* GIVEN TASK:
Your task is to reproduce exactly the lines from the line with "Output the text content of this document." through the end of the records below.

[DATA SUPPLIED start]

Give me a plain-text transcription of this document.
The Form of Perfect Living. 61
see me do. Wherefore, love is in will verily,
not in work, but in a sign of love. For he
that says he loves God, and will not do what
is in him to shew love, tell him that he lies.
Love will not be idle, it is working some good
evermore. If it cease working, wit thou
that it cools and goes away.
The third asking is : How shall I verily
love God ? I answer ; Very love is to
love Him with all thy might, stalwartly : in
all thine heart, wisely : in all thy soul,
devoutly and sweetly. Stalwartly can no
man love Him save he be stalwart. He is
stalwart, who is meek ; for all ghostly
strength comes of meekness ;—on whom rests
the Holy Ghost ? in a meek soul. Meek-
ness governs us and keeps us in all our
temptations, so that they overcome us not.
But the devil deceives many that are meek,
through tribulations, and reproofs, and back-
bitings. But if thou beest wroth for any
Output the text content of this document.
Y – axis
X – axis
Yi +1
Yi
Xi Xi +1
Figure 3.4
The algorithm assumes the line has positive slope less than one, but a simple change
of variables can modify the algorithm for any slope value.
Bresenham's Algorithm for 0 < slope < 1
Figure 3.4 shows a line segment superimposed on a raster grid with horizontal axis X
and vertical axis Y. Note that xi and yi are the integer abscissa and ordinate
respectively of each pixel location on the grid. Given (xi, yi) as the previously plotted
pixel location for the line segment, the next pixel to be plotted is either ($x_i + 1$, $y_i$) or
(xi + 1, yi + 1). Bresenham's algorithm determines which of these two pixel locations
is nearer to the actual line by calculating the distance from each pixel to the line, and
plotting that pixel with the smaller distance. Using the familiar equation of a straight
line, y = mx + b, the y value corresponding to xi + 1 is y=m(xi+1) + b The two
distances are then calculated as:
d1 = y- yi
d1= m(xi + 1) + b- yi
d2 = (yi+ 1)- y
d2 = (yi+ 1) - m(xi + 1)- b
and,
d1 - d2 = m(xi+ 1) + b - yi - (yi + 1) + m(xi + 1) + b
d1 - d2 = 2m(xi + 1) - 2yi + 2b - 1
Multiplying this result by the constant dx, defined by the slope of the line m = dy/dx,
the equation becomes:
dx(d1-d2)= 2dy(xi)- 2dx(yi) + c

[DATA SUPPLIED end]

* TASK RESPONSE:
Output the text content of this document.
Y – axis
X – axis
Yi +1
Yi
Xi Xi +1
Figure 3.4
The algorithm assumes the line has positive slope less than one, but a simple change
of variables can modify the algorithm for any slope value.
Bresenham's Algorithm for 0 < slope < 1
Figure 3.4 shows a line segment superimposed on a raster grid with horizontal axis X
and vertical axis Y. Note that xi and yi are the integer abscissa and ordinate
respectively of each pixel location on the grid. Given (xi, yi) as the previously plotted
pixel location for the line segment, the next pixel to be plotted is either ($x_i + 1$, $y_i$) or
(xi + 1, yi + 1). Bresenham's algorithm determines which of these two pixel locations
is nearer to the actual line by calculating the distance from each pixel to the line, and
plotting that pixel with the smaller distance. Using the familiar equation of a straight
line, y = mx + b, the y value corresponding to xi + 1 is y=m(xi+1) + b The two
distances are then calculated as:
d1 = y- yi
d1= m(xi + 1) + b- yi
d2 = (yi+ 1)- y
d2 = (yi+ 1) - m(xi + 1)- b
and,
d1 - d2 = m(xi+ 1) + b - yi - (yi + 1) + m(xi + 1) + b
d1 - d2 = 2m(xi + 1) - 2yi + 2b - 1
Multiplying this result by the constant dx, defined by the slope of the line m = dy/dx,
the equation becomes:
dx(d1-d2)= 2dy(xi)- 2dx(yi) + c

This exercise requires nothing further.